#### GIVEN REQUEST:
Say how many lines include the word "type". Reply with nothing but the number.

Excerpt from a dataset
****************
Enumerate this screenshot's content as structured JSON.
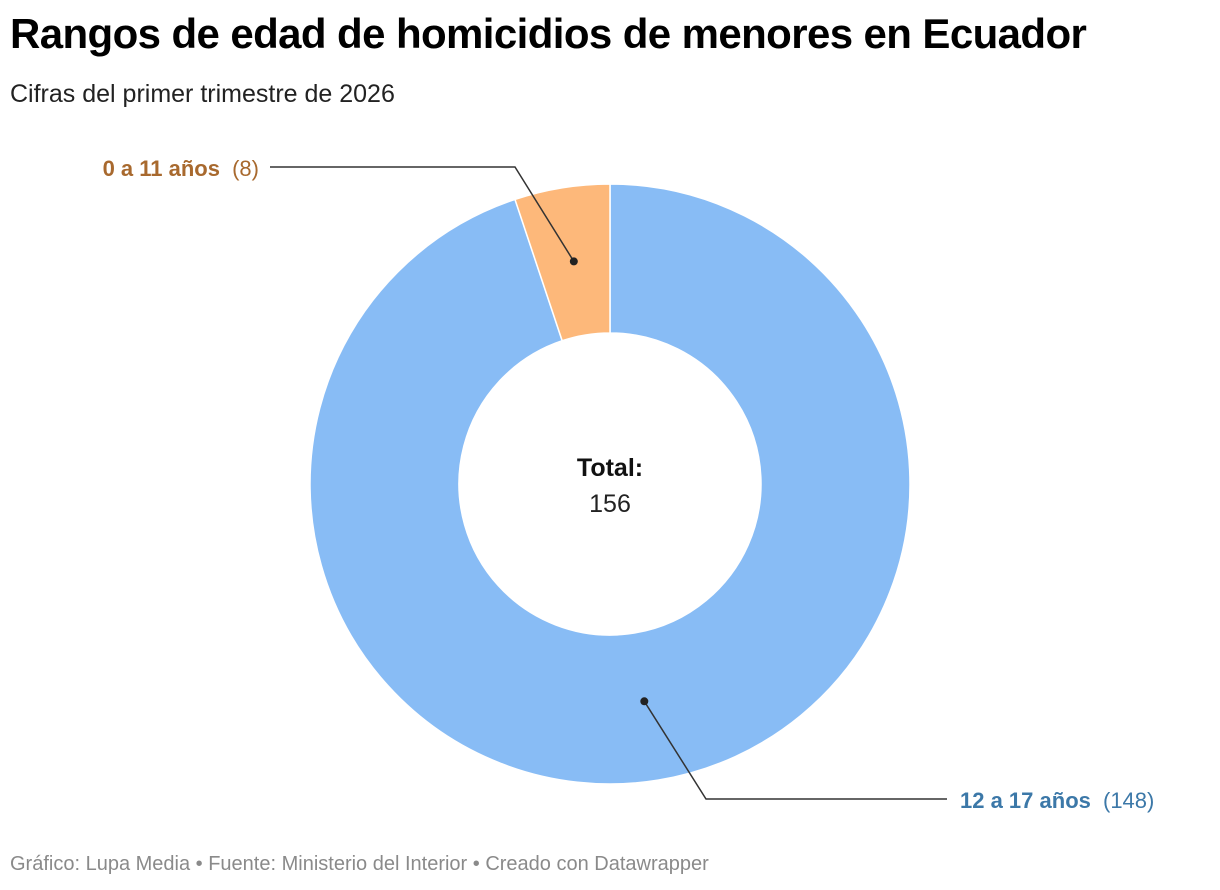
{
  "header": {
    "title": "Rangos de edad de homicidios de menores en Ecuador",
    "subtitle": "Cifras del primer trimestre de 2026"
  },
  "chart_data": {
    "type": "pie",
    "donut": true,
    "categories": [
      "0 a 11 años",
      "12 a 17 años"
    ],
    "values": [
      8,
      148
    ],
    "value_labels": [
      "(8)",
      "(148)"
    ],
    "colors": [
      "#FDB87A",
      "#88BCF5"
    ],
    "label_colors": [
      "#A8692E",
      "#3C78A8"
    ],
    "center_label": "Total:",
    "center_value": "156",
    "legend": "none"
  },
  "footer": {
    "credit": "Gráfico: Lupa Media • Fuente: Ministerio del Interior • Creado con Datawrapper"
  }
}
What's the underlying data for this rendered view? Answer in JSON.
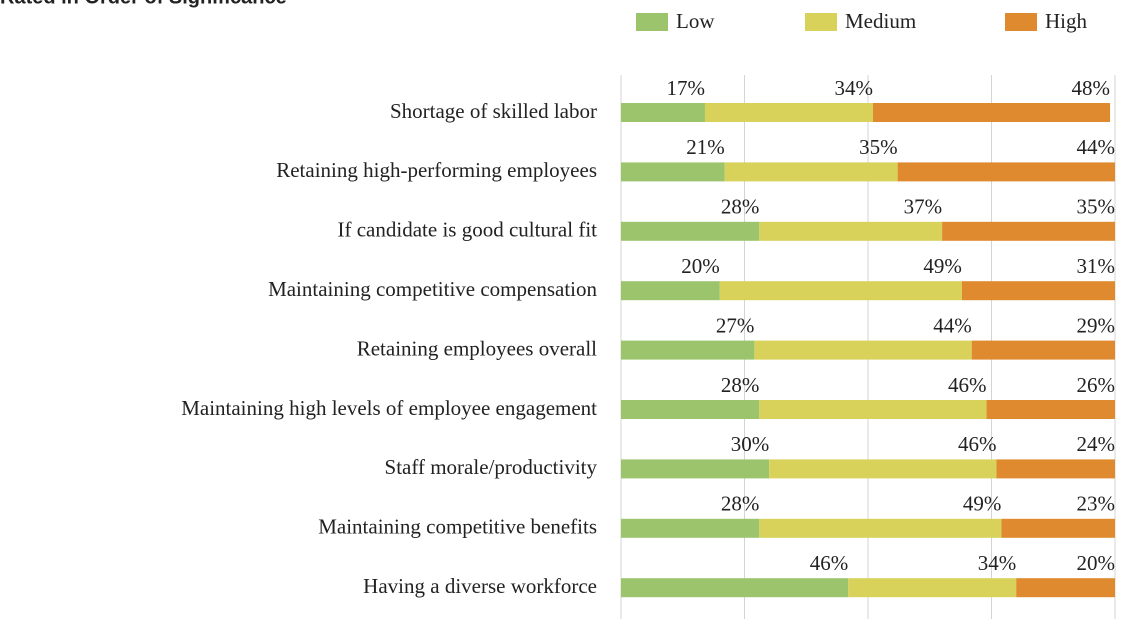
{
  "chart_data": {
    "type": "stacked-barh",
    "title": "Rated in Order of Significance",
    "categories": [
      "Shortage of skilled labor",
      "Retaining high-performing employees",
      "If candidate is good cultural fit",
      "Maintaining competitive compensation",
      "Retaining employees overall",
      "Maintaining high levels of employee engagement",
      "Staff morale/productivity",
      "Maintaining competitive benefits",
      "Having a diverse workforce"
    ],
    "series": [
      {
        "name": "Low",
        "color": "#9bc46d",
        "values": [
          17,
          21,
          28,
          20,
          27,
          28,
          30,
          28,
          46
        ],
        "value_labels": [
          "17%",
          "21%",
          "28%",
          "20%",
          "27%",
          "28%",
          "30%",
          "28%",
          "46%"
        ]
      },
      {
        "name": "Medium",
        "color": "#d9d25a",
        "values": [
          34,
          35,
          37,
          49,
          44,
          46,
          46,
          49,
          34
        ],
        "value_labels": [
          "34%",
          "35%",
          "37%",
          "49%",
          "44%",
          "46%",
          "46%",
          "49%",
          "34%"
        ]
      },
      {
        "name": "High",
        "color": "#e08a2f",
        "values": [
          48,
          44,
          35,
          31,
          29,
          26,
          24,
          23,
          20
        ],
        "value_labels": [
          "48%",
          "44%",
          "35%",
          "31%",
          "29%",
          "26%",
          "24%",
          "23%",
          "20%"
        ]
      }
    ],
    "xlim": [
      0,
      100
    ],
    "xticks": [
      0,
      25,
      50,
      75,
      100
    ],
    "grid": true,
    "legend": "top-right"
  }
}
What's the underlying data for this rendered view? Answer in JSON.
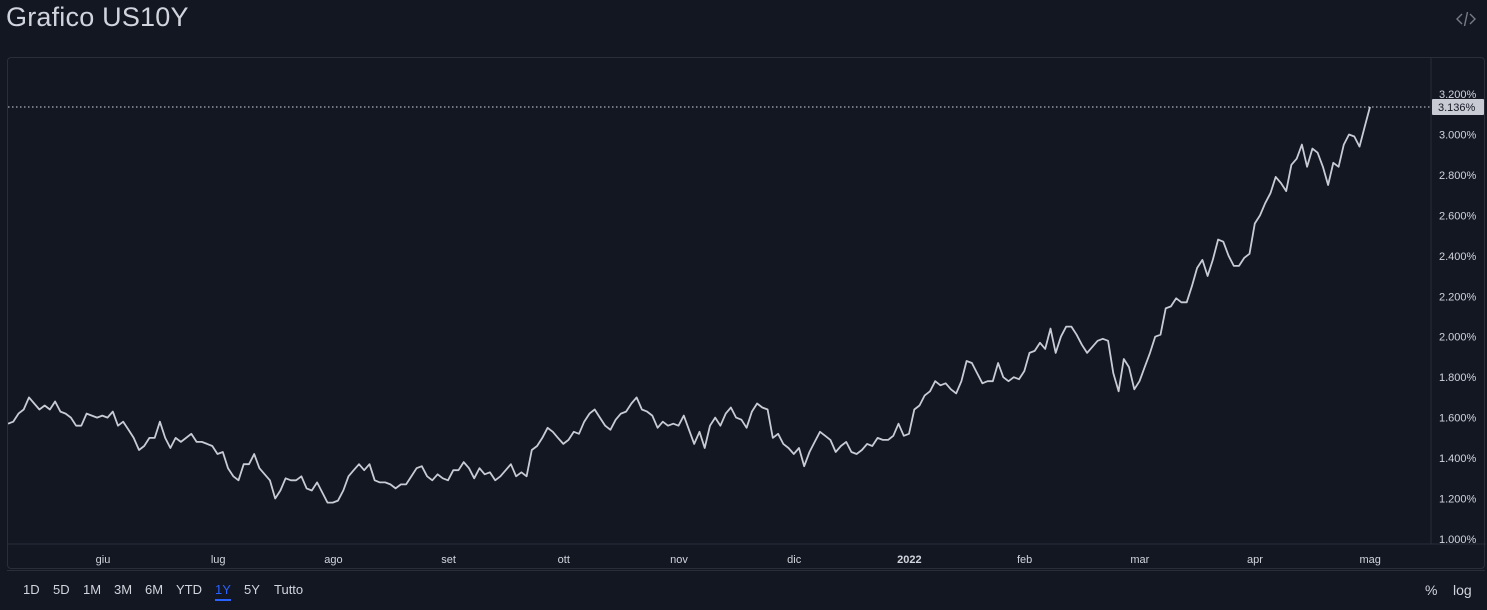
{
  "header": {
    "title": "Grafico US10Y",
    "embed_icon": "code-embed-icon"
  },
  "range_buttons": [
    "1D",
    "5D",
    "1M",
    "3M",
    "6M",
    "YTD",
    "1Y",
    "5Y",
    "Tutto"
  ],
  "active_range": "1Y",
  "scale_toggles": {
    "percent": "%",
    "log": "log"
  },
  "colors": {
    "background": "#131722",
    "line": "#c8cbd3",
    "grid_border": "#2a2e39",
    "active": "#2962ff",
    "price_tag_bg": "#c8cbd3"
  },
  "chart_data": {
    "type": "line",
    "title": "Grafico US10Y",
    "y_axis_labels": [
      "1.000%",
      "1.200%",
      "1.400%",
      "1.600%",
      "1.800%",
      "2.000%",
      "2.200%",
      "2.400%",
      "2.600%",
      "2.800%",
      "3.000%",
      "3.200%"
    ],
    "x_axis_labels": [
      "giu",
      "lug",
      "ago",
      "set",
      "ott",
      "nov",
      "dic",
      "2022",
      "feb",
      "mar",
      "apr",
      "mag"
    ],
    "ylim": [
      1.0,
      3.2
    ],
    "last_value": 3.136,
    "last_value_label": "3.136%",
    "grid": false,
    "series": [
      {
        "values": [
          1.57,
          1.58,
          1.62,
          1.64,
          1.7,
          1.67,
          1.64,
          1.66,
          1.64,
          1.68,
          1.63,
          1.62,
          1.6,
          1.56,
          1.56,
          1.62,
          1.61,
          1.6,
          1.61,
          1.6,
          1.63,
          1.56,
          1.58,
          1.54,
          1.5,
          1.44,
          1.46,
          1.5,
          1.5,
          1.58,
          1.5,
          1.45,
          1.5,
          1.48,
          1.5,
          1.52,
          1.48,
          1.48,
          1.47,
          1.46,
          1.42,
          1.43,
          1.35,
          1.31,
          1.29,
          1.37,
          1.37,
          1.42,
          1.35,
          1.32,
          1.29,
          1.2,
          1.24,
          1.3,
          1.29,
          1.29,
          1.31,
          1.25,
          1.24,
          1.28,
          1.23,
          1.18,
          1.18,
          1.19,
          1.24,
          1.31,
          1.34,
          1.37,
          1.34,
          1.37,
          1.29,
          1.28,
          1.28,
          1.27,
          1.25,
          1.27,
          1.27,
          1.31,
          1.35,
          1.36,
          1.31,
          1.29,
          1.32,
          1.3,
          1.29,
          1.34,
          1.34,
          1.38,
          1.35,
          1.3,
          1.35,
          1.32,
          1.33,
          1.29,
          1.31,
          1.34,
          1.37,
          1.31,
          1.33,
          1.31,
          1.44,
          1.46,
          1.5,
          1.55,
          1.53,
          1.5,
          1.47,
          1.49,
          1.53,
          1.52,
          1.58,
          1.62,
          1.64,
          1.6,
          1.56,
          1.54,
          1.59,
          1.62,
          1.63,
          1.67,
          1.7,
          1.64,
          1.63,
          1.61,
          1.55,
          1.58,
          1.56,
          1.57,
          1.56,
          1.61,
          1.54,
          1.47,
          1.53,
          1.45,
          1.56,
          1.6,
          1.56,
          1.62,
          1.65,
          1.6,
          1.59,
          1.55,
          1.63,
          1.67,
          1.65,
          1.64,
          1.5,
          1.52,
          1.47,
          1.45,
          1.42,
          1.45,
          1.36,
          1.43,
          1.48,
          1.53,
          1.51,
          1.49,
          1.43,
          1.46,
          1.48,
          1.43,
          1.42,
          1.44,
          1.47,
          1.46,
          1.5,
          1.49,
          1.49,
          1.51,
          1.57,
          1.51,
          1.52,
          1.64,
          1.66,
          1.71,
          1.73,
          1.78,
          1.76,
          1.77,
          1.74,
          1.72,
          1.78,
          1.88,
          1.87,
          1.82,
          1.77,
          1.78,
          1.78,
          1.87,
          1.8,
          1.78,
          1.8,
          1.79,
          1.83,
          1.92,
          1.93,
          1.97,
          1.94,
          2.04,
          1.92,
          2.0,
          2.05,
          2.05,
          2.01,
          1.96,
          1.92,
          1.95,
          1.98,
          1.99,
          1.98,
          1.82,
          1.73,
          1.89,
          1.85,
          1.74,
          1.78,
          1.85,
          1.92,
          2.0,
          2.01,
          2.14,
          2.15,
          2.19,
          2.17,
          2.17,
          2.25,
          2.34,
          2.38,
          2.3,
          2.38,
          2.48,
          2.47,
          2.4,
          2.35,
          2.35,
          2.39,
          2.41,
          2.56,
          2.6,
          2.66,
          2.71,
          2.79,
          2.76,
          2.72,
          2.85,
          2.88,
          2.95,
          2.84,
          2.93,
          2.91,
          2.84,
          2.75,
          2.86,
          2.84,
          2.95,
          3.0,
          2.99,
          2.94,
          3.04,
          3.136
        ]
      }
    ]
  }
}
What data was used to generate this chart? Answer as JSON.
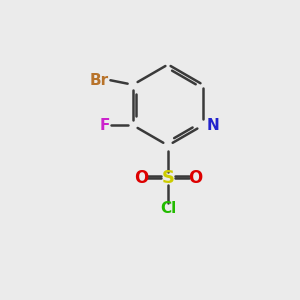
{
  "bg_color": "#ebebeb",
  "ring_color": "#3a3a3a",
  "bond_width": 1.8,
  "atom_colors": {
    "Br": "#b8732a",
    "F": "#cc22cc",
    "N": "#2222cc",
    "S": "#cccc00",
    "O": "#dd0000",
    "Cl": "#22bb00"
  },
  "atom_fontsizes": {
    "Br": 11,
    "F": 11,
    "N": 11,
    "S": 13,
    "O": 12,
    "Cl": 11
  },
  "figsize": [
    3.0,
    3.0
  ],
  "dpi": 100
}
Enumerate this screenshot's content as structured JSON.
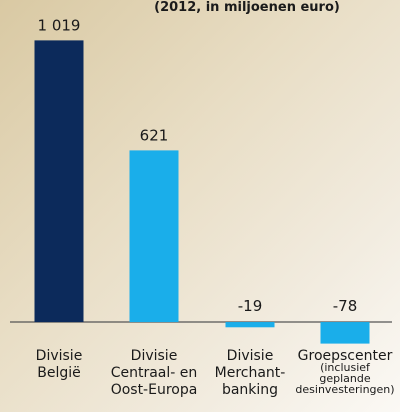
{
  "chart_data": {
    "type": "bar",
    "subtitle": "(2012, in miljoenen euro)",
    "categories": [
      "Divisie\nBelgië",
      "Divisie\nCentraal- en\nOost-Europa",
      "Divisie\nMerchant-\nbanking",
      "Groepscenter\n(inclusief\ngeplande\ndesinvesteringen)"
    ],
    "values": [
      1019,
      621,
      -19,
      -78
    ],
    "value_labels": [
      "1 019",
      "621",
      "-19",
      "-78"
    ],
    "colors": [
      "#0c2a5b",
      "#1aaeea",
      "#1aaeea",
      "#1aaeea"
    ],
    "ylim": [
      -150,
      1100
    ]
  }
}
****************
#### EXERCISE OUTPUT:
4